## The request
What is the number of lines holding the word "İSLAM"? Give that number alone.

## Dataset entries
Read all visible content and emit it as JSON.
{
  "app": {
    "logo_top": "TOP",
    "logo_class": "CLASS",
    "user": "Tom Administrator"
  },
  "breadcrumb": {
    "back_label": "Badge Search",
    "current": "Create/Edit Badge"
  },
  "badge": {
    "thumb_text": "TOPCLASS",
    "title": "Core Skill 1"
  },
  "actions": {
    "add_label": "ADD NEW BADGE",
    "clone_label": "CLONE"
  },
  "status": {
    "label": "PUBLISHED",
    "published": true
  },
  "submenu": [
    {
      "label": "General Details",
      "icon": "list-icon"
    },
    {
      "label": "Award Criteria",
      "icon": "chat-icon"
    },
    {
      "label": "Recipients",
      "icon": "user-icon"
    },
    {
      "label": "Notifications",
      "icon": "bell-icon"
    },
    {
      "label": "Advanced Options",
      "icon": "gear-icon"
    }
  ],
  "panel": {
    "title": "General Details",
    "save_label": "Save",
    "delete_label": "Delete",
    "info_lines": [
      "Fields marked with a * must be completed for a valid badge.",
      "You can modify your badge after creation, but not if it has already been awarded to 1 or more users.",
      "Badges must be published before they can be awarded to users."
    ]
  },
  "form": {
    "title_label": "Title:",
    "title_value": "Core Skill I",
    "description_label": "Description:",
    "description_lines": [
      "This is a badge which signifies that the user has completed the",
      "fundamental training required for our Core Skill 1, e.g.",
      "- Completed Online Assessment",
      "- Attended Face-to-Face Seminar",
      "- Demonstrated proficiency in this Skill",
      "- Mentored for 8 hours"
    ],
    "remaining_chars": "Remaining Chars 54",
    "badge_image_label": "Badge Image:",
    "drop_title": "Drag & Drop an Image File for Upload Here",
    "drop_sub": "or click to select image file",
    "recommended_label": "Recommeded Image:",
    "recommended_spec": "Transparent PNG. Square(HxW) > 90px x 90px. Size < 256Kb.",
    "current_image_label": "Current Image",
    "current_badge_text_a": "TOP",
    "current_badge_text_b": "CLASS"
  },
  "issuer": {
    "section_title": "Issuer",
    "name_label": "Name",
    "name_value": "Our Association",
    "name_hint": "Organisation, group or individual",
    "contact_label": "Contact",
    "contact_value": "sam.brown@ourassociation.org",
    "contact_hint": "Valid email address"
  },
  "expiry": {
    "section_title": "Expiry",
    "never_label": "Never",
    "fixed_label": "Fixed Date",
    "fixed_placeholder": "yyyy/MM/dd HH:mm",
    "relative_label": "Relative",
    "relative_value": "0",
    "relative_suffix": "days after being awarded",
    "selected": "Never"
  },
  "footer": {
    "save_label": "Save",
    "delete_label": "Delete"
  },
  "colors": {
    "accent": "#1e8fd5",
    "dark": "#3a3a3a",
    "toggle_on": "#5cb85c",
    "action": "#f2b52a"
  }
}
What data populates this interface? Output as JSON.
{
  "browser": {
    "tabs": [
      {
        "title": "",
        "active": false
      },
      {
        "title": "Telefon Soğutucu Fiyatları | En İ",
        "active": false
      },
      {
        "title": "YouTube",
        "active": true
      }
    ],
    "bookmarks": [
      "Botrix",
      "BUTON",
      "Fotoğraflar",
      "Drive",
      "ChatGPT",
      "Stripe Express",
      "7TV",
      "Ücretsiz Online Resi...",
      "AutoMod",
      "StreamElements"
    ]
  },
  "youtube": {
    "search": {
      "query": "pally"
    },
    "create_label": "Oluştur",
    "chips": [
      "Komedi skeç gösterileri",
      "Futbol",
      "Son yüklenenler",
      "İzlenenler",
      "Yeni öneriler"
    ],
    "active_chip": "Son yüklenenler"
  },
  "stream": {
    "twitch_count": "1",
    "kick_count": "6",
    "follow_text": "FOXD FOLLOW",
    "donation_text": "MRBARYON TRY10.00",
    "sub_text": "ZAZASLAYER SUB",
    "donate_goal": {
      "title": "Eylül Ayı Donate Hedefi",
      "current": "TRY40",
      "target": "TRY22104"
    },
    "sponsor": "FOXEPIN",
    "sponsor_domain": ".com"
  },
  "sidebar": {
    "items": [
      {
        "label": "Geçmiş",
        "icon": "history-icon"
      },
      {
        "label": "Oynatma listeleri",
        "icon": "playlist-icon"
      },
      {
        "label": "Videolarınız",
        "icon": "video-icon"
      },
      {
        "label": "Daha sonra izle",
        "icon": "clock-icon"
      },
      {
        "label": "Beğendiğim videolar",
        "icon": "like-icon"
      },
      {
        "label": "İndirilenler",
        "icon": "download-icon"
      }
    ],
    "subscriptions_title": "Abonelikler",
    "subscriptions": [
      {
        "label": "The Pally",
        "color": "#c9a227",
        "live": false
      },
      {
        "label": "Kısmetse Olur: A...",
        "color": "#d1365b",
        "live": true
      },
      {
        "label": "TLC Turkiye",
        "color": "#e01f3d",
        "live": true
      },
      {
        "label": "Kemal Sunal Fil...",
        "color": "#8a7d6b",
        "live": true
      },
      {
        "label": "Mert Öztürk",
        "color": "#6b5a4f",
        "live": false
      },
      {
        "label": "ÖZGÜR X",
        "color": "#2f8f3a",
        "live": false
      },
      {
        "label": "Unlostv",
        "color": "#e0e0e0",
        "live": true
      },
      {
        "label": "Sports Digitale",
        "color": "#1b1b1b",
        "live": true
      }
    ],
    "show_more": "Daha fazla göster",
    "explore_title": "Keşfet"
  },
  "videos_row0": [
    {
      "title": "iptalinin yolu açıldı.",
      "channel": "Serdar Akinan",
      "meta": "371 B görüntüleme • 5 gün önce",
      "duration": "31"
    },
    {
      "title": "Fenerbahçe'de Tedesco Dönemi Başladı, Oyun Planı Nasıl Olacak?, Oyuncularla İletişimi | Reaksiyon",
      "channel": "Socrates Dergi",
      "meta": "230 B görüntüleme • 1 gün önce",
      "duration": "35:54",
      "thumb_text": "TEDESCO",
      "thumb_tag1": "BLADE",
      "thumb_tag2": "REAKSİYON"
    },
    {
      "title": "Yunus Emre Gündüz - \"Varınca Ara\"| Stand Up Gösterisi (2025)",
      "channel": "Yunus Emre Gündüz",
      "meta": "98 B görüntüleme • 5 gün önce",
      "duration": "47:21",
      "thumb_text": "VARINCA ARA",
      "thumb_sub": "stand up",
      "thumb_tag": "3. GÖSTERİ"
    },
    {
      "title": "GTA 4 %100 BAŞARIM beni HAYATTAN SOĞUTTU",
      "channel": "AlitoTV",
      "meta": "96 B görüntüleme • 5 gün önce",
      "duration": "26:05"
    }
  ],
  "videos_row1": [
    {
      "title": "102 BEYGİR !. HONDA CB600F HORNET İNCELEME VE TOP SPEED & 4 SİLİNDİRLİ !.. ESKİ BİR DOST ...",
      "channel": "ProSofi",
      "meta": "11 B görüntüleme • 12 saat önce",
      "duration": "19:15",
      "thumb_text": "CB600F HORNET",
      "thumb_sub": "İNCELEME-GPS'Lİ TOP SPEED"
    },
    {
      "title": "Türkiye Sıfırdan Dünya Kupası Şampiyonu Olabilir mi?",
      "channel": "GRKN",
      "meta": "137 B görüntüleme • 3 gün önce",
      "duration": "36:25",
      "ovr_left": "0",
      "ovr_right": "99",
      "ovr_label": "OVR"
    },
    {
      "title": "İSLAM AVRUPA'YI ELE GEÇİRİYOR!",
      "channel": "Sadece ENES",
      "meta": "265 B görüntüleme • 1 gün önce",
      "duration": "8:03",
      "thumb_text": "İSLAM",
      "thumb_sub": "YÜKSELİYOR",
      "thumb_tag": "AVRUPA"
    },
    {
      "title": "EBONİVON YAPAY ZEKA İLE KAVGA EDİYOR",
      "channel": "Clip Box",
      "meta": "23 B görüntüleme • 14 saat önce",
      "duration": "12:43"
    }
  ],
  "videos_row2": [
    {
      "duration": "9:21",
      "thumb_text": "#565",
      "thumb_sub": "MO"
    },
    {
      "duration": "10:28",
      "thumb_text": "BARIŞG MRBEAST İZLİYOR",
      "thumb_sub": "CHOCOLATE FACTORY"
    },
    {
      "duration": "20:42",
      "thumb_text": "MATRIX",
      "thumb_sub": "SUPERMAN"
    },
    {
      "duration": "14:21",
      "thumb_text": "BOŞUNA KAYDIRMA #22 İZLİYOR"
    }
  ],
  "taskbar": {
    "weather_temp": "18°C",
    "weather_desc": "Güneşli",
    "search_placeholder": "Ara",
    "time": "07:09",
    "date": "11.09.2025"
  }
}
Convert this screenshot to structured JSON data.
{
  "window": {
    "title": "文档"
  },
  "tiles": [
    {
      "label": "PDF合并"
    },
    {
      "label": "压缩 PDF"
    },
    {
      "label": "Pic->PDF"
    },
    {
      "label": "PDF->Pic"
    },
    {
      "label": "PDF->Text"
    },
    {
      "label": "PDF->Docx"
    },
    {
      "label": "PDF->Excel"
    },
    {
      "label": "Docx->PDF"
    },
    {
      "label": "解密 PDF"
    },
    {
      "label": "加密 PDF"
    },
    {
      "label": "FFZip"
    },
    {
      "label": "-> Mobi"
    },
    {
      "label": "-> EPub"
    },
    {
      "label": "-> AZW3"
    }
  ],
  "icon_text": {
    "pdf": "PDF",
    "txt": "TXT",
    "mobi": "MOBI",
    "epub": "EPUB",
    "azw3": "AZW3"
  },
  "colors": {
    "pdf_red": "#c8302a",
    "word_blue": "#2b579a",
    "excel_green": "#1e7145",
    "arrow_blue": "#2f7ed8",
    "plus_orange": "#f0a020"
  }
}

## Written answer
2